- _What you need to do_: Retype all of the entries word for word.

>> begin

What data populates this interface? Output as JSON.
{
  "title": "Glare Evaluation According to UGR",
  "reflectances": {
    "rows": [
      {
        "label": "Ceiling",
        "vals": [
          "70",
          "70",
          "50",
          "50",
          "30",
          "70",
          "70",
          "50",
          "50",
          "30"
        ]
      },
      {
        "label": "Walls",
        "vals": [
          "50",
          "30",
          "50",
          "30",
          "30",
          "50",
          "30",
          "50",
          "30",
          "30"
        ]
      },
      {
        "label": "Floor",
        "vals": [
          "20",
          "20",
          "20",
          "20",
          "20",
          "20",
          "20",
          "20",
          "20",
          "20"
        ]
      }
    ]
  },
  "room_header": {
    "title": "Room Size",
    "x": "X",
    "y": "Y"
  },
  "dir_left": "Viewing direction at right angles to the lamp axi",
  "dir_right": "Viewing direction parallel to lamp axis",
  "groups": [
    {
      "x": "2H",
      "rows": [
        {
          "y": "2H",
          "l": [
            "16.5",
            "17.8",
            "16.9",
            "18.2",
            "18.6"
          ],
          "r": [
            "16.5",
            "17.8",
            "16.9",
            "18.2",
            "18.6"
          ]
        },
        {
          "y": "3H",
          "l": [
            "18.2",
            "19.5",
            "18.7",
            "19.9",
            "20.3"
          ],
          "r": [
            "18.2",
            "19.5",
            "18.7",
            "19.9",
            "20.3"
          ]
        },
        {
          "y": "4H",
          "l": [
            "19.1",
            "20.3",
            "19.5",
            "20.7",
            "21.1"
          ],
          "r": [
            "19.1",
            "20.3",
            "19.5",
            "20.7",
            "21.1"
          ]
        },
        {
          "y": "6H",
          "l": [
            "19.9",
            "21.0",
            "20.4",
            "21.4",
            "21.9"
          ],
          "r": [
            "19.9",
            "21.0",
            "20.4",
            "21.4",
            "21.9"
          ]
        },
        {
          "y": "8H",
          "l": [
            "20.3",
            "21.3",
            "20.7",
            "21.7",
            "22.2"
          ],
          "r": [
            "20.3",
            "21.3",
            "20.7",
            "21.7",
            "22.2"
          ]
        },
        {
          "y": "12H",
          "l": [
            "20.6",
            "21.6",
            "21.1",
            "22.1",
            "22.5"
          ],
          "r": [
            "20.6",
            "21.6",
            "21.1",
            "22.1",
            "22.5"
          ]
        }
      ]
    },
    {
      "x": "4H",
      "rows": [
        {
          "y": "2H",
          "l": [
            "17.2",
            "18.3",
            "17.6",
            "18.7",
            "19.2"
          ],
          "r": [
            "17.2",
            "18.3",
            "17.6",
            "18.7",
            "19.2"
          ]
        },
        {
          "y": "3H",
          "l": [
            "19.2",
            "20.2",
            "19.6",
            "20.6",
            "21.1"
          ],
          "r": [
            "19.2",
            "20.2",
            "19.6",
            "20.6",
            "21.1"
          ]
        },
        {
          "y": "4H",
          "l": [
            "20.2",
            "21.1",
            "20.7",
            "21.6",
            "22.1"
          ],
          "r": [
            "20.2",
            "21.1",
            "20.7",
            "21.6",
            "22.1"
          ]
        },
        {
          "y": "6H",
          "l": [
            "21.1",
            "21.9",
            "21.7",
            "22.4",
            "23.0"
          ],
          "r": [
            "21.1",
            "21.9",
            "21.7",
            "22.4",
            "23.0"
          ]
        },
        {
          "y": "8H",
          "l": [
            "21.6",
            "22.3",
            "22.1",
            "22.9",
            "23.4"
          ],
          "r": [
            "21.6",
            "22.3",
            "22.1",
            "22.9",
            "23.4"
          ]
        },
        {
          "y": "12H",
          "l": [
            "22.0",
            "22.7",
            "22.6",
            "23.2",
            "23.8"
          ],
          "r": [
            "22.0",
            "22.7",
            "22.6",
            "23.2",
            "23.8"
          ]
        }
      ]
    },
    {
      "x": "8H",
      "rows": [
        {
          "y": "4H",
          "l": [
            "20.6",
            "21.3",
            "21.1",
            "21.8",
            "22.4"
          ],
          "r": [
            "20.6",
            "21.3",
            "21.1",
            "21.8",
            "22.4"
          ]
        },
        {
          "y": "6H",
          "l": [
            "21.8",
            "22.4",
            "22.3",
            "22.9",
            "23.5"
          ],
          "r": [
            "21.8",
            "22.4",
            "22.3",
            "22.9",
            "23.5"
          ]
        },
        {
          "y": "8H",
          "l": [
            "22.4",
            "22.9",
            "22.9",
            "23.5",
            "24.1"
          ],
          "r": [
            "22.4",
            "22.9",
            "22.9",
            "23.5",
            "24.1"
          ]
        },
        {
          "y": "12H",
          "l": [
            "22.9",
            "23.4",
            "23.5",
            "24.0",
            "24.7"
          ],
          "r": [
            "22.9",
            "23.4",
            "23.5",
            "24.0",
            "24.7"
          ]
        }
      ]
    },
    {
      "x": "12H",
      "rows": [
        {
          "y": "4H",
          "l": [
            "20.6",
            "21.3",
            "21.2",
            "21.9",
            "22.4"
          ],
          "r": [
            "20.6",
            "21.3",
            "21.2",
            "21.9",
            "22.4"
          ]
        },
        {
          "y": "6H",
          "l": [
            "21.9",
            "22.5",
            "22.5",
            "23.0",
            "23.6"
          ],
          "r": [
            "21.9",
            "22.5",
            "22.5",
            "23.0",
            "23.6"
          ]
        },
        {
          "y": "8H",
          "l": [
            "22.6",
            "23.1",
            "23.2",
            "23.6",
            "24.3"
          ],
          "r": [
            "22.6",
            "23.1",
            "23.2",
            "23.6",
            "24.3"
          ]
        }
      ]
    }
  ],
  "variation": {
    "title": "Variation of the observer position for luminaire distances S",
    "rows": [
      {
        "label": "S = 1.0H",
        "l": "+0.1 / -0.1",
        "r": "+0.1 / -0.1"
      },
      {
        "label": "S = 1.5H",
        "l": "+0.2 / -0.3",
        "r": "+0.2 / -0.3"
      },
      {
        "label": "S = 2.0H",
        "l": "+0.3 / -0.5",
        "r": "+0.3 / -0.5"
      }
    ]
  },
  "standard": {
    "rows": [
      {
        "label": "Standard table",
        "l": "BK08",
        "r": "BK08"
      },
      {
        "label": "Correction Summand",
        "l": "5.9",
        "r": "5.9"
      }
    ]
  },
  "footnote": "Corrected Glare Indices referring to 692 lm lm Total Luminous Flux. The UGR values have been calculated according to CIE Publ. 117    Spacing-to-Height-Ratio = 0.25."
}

>> end

- _Result for this exercise_:
What data populates this interface? Output as JSON.
{
  "title": "Glare Evaluation According to UGR",
  "reflectances": {
    "rows": [
      {
        "label": "Ceiling",
        "vals": [
          "70",
          "70",
          "50",
          "50",
          "30",
          "70",
          "70",
          "50",
          "50",
          "30"
        ]
      },
      {
        "label": "Walls",
        "vals": [
          "50",
          "30",
          "50",
          "30",
          "30",
          "50",
          "30",
          "50",
          "30",
          "30"
        ]
      },
      {
        "label": "Floor",
        "vals": [
          "20",
          "20",
          "20",
          "20",
          "20",
          "20",
          "20",
          "20",
          "20",
          "20"
        ]
      }
    ]
  },
  "room_header": {
    "title": "Room Size",
    "x": "X",
    "y": "Y"
  },
  "dir_left": "Viewing direction at right angles to the lamp axi",
  "dir_right": "Viewing direction parallel to lamp axis",
  "groups": [
    {
      "x": "2H",
      "rows": [
        {
          "y": "2H",
          "l": [
            "16.5",
            "17.8",
            "16.9",
            "18.2",
            "18.6"
          ],
          "r": [
            "16.5",
            "17.8",
            "16.9",
            "18.2",
            "18.6"
          ]
        },
        {
          "y": "3H",
          "l": [
            "18.2",
            "19.5",
            "18.7",
            "19.9",
            "20.3"
          ],
          "r": [
            "18.2",
            "19.5",
            "18.7",
            "19.9",
            "20.3"
          ]
        },
        {
          "y": "4H",
          "l": [
            "19.1",
            "20.3",
            "19.5",
            "20.7",
            "21.1"
          ],
          "r": [
            "19.1",
            "20.3",
            "19.5",
            "20.7",
            "21.1"
          ]
        },
        {
          "y": "6H",
          "l": [
            "19.9",
            "21.0",
            "20.4",
            "21.4",
            "21.9"
          ],
          "r": [
            "19.9",
            "21.0",
            "20.4",
            "21.4",
            "21.9"
          ]
        },
        {
          "y": "8H",
          "l": [
            "20.3",
            "21.3",
            "20.7",
            "21.7",
            "22.2"
          ],
          "r": [
            "20.3",
            "21.3",
            "20.7",
            "21.7",
            "22.2"
          ]
        },
        {
          "y": "12H",
          "l": [
            "20.6",
            "21.6",
            "21.1",
            "22.1",
            "22.5"
          ],
          "r": [
            "20.6",
            "21.6",
            "21.1",
            "22.1",
            "22.5"
          ]
        }
      ]
    },
    {
      "x": "4H",
      "rows": [
        {
          "y": "2H",
          "l": [
            "17.2",
            "18.3",
            "17.6",
            "18.7",
            "19.2"
          ],
          "r": [
            "17.2",
            "18.3",
            "17.6",
            "18.7",
            "19.2"
          ]
        },
        {
          "y": "3H",
          "l": [
            "19.2",
            "20.2",
            "19.6",
            "20.6",
            "21.1"
          ],
          "r": [
            "19.2",
            "20.2",
            "19.6",
            "20.6",
            "21.1"
          ]
        },
        {
          "y": "4H",
          "l": [
            "20.2",
            "21.1",
            "20.7",
            "21.6",
            "22.1"
          ],
          "r": [
            "20.2",
            "21.1",
            "20.7",
            "21.6",
            "22.1"
          ]
        },
        {
          "y": "6H",
          "l": [
            "21.1",
            "21.9",
            "21.7",
            "22.4",
            "23.0"
          ],
          "r": [
            "21.1",
            "21.9",
            "21.7",
            "22.4",
            "23.0"
          ]
        },
        {
          "y": "8H",
          "l": [
            "21.6",
            "22.3",
            "22.1",
            "22.9",
            "23.4"
          ],
          "r": [
            "21.6",
            "22.3",
            "22.1",
            "22.9",
            "23.4"
          ]
        },
        {
          "y": "12H",
          "l": [
            "22.0",
            "22.7",
            "22.6",
            "23.2",
            "23.8"
          ],
          "r": [
            "22.0",
            "22.7",
            "22.6",
            "23.2",
            "23.8"
          ]
        }
      ]
    },
    {
      "x": "8H",
      "rows": [
        {
          "y": "4H",
          "l": [
            "20.6",
            "21.3",
            "21.1",
            "21.8",
            "22.4"
          ],
          "r": [
            "20.6",
            "21.3",
            "21.1",
            "21.8",
            "22.4"
          ]
        },
        {
          "y": "6H",
          "l": [
            "21.8",
            "22.4",
            "22.3",
            "22.9",
            "23.5"
          ],
          "r": [
            "21.8",
            "22.4",
            "22.3",
            "22.9",
            "23.5"
          ]
        },
        {
          "y": "8H",
          "l": [
            "22.4",
            "22.9",
            "22.9",
            "23.5",
            "24.1"
          ],
          "r": [
            "22.4",
            "22.9",
            "22.9",
            "23.5",
            "24.1"
          ]
        },
        {
          "y": "12H",
          "l": [
            "22.9",
            "23.4",
            "23.5",
            "24.0",
            "24.7"
          ],
          "r": [
            "22.9",
            "23.4",
            "23.5",
            "24.0",
            "24.7"
          ]
        }
      ]
    },
    {
      "x": "12H",
      "rows": [
        {
          "y": "4H",
          "l": [
            "20.6",
            "21.3",
            "21.2",
            "21.9",
            "22.4"
          ],
          "r": [
            "20.6",
            "21.3",
            "21.2",
            "21.9",
            "22.4"
          ]
        },
        {
          "y": "6H",
          "l": [
            "21.9",
            "22.5",
            "22.5",
            "23.0",
            "23.6"
          ],
          "r": [
            "21.9",
            "22.5",
            "22.5",
            "23.0",
            "23.6"
          ]
        },
        {
          "y": "8H",
          "l": [
            "22.6",
            "23.1",
            "23.2",
            "23.6",
            "24.3"
          ],
          "r": [
            "22.6",
            "23.1",
            "23.2",
            "23.6",
            "24.3"
          ]
        }
      ]
    }
  ],
  "variation": {
    "title": "Variation of the observer position for luminaire distances S",
    "rows": [
      {
        "label": "S = 1.0H",
        "l": "+0.1 / -0.1",
        "r": "+0.1 / -0.1"
      },
      {
        "label": "S = 1.5H",
        "l": "+0.2 / -0.3",
        "r": "+0.2 / -0.3"
      },
      {
        "label": "S = 2.0H",
        "l": "+0.3 / -0.5",
        "r": "+0.3 / -0.5"
      }
    ]
  },
  "standard": {
    "rows": [
      {
        "label": "Standard table",
        "l": "BK08",
        "r": "BK08"
      },
      {
        "label": "Correction Summand",
        "l": "5.9",
        "r": "5.9"
      }
    ]
  },
  "footnote": "Corrected Glare Indices referring to 692 lm lm Total Luminous Flux. The UGR values have been calculated according to CIE Publ. 117    Spacing-to-Height-Ratio = 0.25."
}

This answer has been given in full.